## start Data listing
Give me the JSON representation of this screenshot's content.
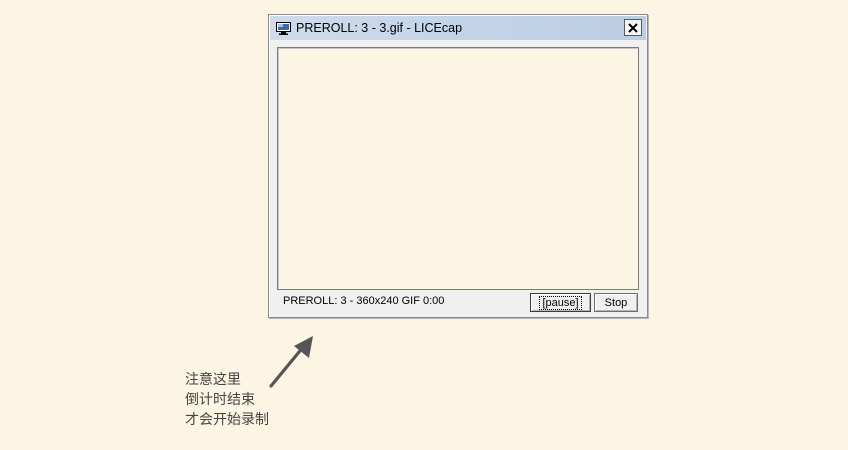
{
  "window": {
    "title": "PREROLL: 3 - 3.gif - LICEcap",
    "app_icon": "monitor-icon",
    "close_icon": "close-icon",
    "status_text": "PREROLL: 3 - 360x240 GIF 0:00",
    "pause_label": "[pause]",
    "stop_label": "Stop"
  },
  "annotation": {
    "lines": [
      "注意这里",
      "倒计时结束",
      "才会开始录制"
    ],
    "arrow_icon": "arrow-up-right-icon"
  },
  "colors": {
    "background": "#fcf5e3",
    "titlebar": "#c2d3e8"
  }
}
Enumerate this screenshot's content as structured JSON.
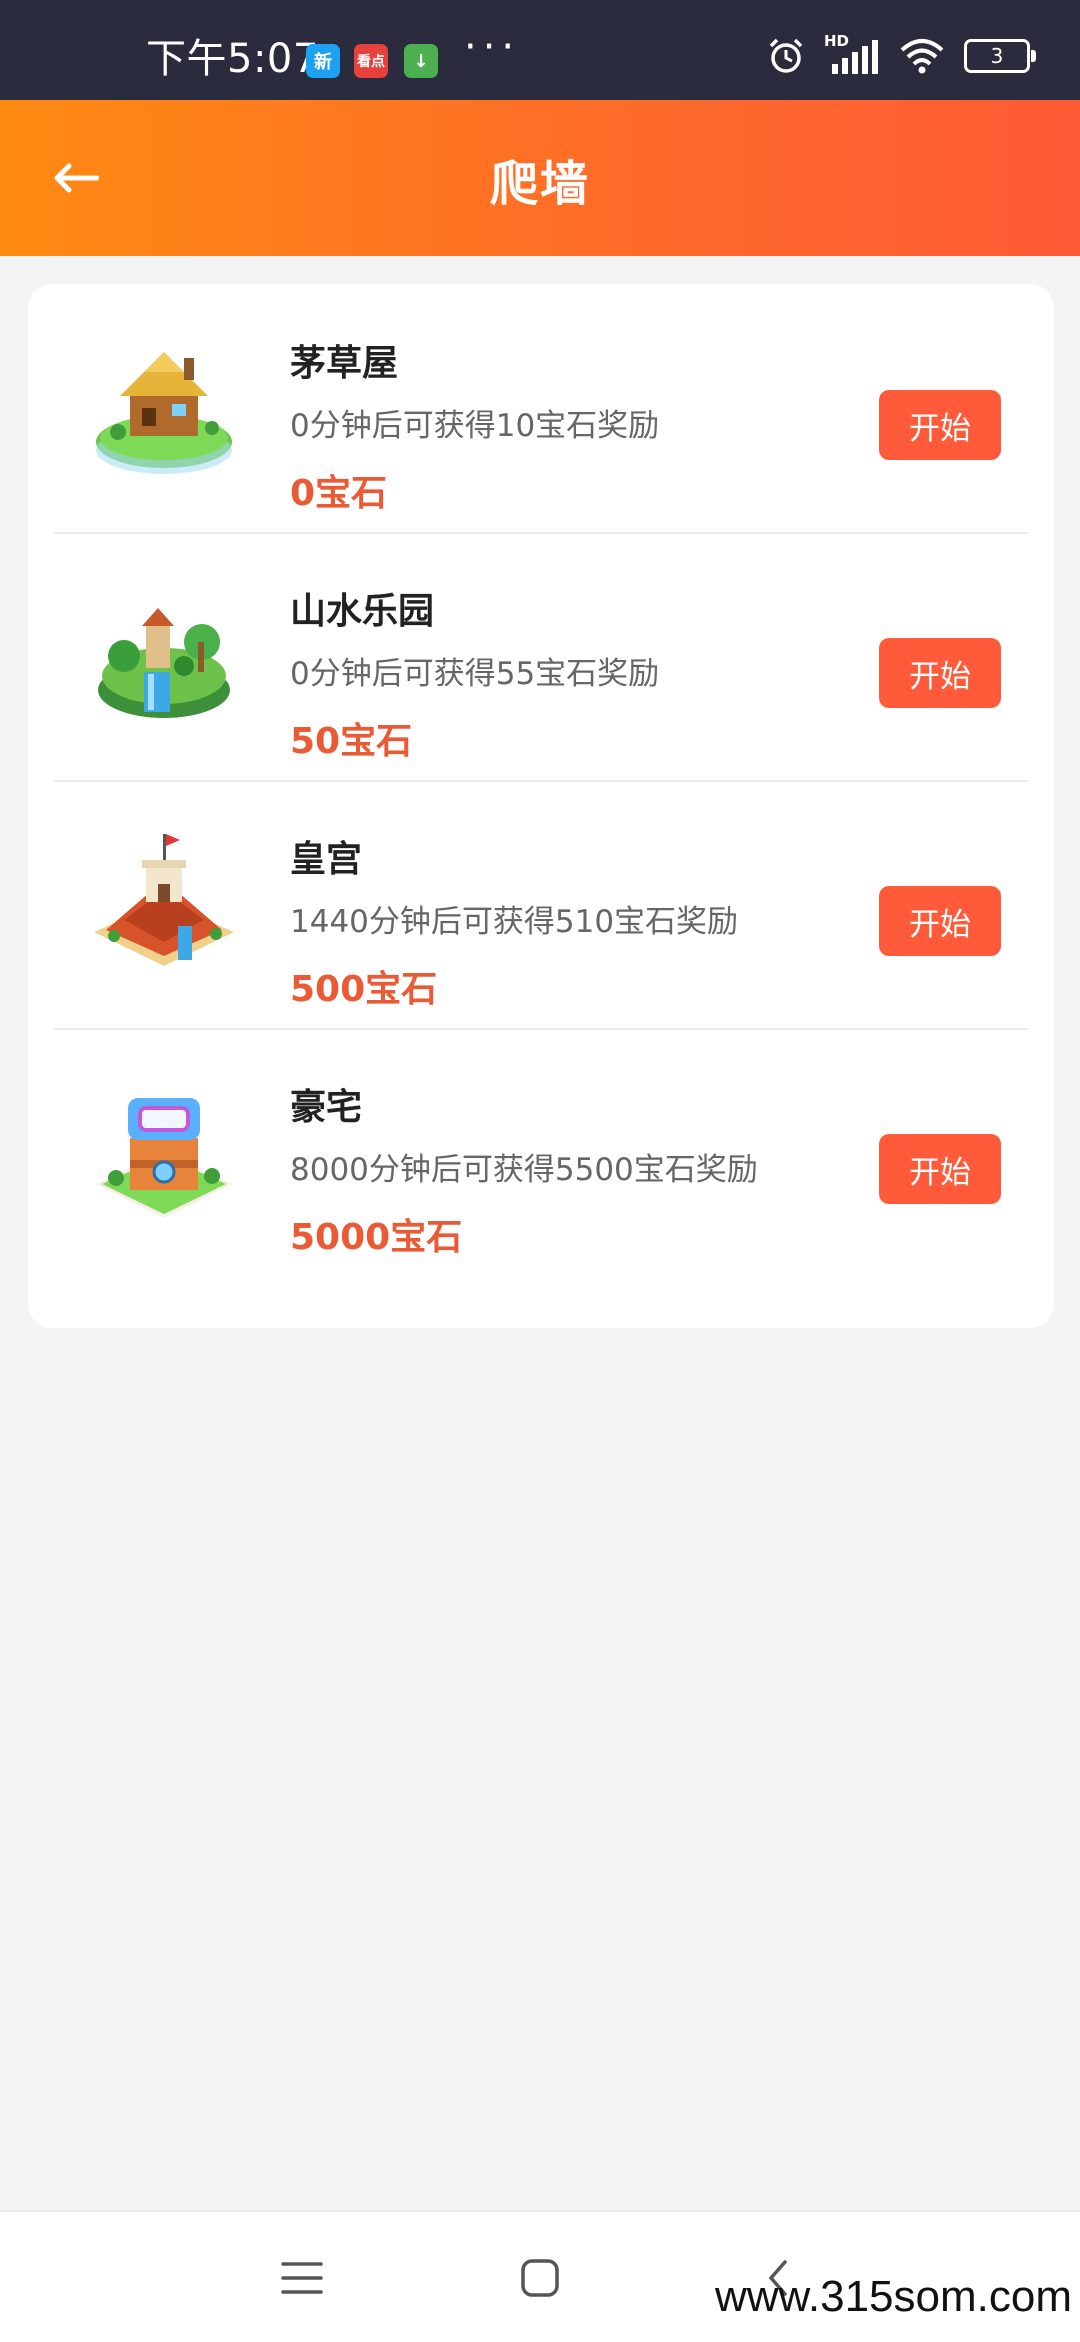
{
  "status_bar": {
    "time": "下午5:07",
    "apps": [
      {
        "icon": "news-app-icon",
        "label": "新",
        "color": "#1da1f2"
      },
      {
        "icon": "video-app-icon",
        "label": "看点",
        "color": "#e8413b"
      },
      {
        "icon": "download-app-icon",
        "label": "↓",
        "color": "#4caf50"
      }
    ],
    "more": "···",
    "network": "HD",
    "battery": "3"
  },
  "header": {
    "title": "爬墙",
    "back_icon": "back-arrow-icon"
  },
  "items": [
    {
      "name": "茅草屋",
      "desc": "0分钟后可获得10宝石奖励",
      "gems": "0宝石",
      "button": "开始",
      "thumb_icon": "thatched-house-icon"
    },
    {
      "name": "山水乐园",
      "desc": "0分钟后可获得55宝石奖励",
      "gems": "50宝石",
      "button": "开始",
      "thumb_icon": "waterfall-island-icon"
    },
    {
      "name": "皇宫",
      "desc": "1440分钟后可获得510宝石奖励",
      "gems": "500宝石",
      "button": "开始",
      "thumb_icon": "palace-icon"
    },
    {
      "name": "豪宅",
      "desc": "8000分钟后可获得5500宝石奖励",
      "gems": "5000宝石",
      "button": "开始",
      "thumb_icon": "mansion-icon"
    }
  ],
  "watermark": "www.315som.com",
  "colors": {
    "accent": "#ff5b3a",
    "gem_text": "#ea5a35",
    "header_start": "#ff8a12",
    "header_end": "#ff5a36"
  }
}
## end Data listing
** The request **
Without including the pictures, return each record above exactly as it stands.

** Response for this exercise **
Give me the JSON representation of this screenshot's content.
{
  "window": {
    "title": "PREROLL: 3 - 3.gif - LICEcap",
    "app_icon": "monitor-icon",
    "close_icon": "close-icon",
    "status_text": "PREROLL: 3 - 360x240 GIF 0:00",
    "pause_label": "[pause]",
    "stop_label": "Stop"
  },
  "annotation": {
    "lines": [
      "注意这里",
      "倒计时结束",
      "才会开始录制"
    ],
    "arrow_icon": "arrow-up-right-icon"
  },
  "colors": {
    "background": "#fcf5e3",
    "titlebar": "#c2d3e8"
  }
}
Enumerate this screenshot's content as structured JSON.
{
  "status_bar": {
    "time": "下午5:07",
    "apps": [
      {
        "icon": "news-app-icon",
        "label": "新",
        "color": "#1da1f2"
      },
      {
        "icon": "video-app-icon",
        "label": "看点",
        "color": "#e8413b"
      },
      {
        "icon": "download-app-icon",
        "label": "↓",
        "color": "#4caf50"
      }
    ],
    "more": "···",
    "network": "HD",
    "battery": "3"
  },
  "header": {
    "title": "爬墙",
    "back_icon": "back-arrow-icon"
  },
  "items": [
    {
      "name": "茅草屋",
      "desc": "0分钟后可获得10宝石奖励",
      "gems": "0宝石",
      "button": "开始",
      "thumb_icon": "thatched-house-icon"
    },
    {
      "name": "山水乐园",
      "desc": "0分钟后可获得55宝石奖励",
      "gems": "50宝石",
      "button": "开始",
      "thumb_icon": "waterfall-island-icon"
    },
    {
      "name": "皇宫",
      "desc": "1440分钟后可获得510宝石奖励",
      "gems": "500宝石",
      "button": "开始",
      "thumb_icon": "palace-icon"
    },
    {
      "name": "豪宅",
      "desc": "8000分钟后可获得5500宝石奖励",
      "gems": "5000宝石",
      "button": "开始",
      "thumb_icon": "mansion-icon"
    }
  ],
  "watermark": "www.315som.com",
  "colors": {
    "accent": "#ff5b3a",
    "gem_text": "#ea5a35",
    "header_start": "#ff8a12",
    "header_end": "#ff5a36"
  }
}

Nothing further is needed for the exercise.